- What is needed -
From the derivation of electric potential due to a system of charges, extract the passage from "In this article" to "to others charges." word for word.

# ELECTRIC POTENTIAL DUE TO SYSTEM OF CHARGES

In this article we are going to derive an expression for electric potential due to system of charges. So keep reading…

### DERIVATION FOR THE EXPRESSION [latexpage]
Let’s consider $\displaystyle{q_1, q_2, q_3, … q_n}$ are the point charges which are located at the distances $\displaystyle{r_1, r_2, r_3 ,… r_n}$ respectively from a point P. See figure above. Now electric potential due to charge $q_1$ is-
$$V_1=\frac{1}{4\pi\epsilon_{0}}\frac{q_1}{r_1}$$
Similarly, electric potential due to others charges.
\begin{align*}
V_{2}&=\frac{1}{4\pi\epsilon_{0}}\frac{q_2}{r_2}\\
V_{3}&=\frac{1}{4\pi\epsilon_{0}}\frac{q_3}{r_3}\\
V_{n}&=\frac{1}{4\pi\epsilon_{0}}\frac{q_n}{r_n}
\end{align*}
By using superposition principle, we can obtain resultant value of electric potential at point P due to total charge configuration as algebraic sum of all the electric potential due to individuals charges.
\begin{align*}
V&=V_1+V_2+V_3+…+V_n\\
V&=\frac{1}{4\pi\epsilon_{0}}\frac{q_1}{r_1}+\frac{1}{4\pi\epsilon_{0}}\frac{q_2}{r_2}\\
&+\frac{1}{4\pi\epsilon_{0}}\frac{q_3}{r_3}+…+\frac{1}{4\pi\epsilon_{0}}\frac{q_n}{r_n}
\end{align*}
Now taking common $\displaystyle{\frac{1}{4\pi\epsilon_{0}}}$ from above equation, then we get-
$$V=\frac{1}{4\pi\epsilon_{0}}\left[\frac{q_1}{r_1}+\frac{q_2}{r_2}+\frac{q_3}{r_3}+…+\frac{q_n}{r_n}\right]$$
$$\implies \boxed{V=\frac{1}{4\pi\epsilon_{0}}\sum_{i=1}^{n}\frac{q_i}{r_i}}$$
The net electric potential due to the multiple charges at the point P is equal to the algebraic sum of all the potential due to individuals charges. Mathematically it is expressed as-
$$V_{net}=\sum_{i=1}^{n}V_i$$

- Records provided -
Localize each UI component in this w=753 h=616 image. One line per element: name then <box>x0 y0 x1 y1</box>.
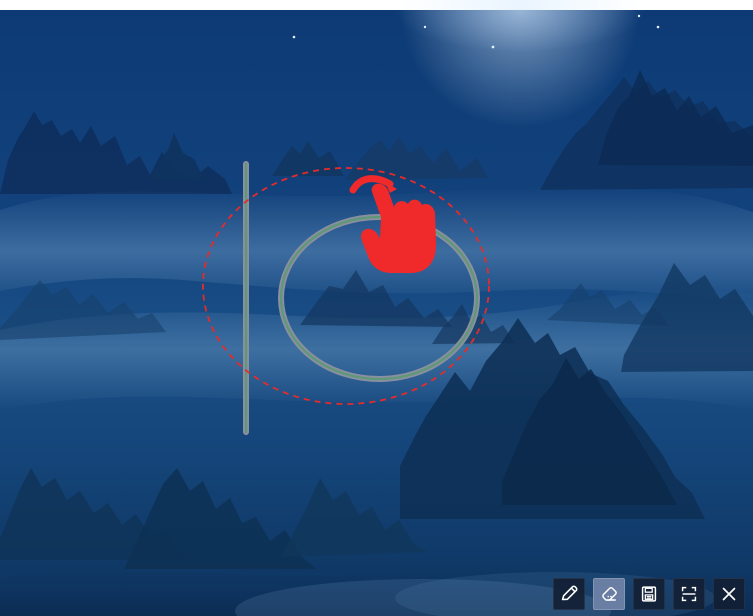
pencil-icon <box>561 585 578 601</box>
crop-button[interactable] <box>673 578 705 610</box>
save-button[interactable] <box>633 578 665 610</box>
eraser-icon <box>602 586 617 601</box>
save-icon <box>641 586 657 602</box>
pencil-button[interactable] <box>553 578 585 610</box>
scene <box>0 0 753 616</box>
close-button[interactable] <box>713 578 745 610</box>
bottom-toolbar <box>553 578 745 610</box>
eraser-button[interactable] <box>593 578 625 610</box>
drawing-canvas[interactable]: misty-night-forest <box>0 0 753 616</box>
close-icon <box>722 587 736 601</box>
crop-icon <box>681 586 697 602</box>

- Exercise response -
In this article we are going to derive an expression for electric potential due to system of charges. So keep reading…

### DERIVATION FOR THE EXPRESSION [latexpage]
Let’s consider $\displaystyle{q_1, q_2, q_3, … q_n}$ are the point charges which are located at the distances $\displaystyle{r_1, r_2, r_3 ,… r_n}$ respectively from a point P. See figure above. Now electric potential due to charge $q_1$ is-
$$V_1=\frac{1}{4\pi\epsilon_{0}}\frac{q_1}{r_1}$$
Similarly, electric potential due to others charges.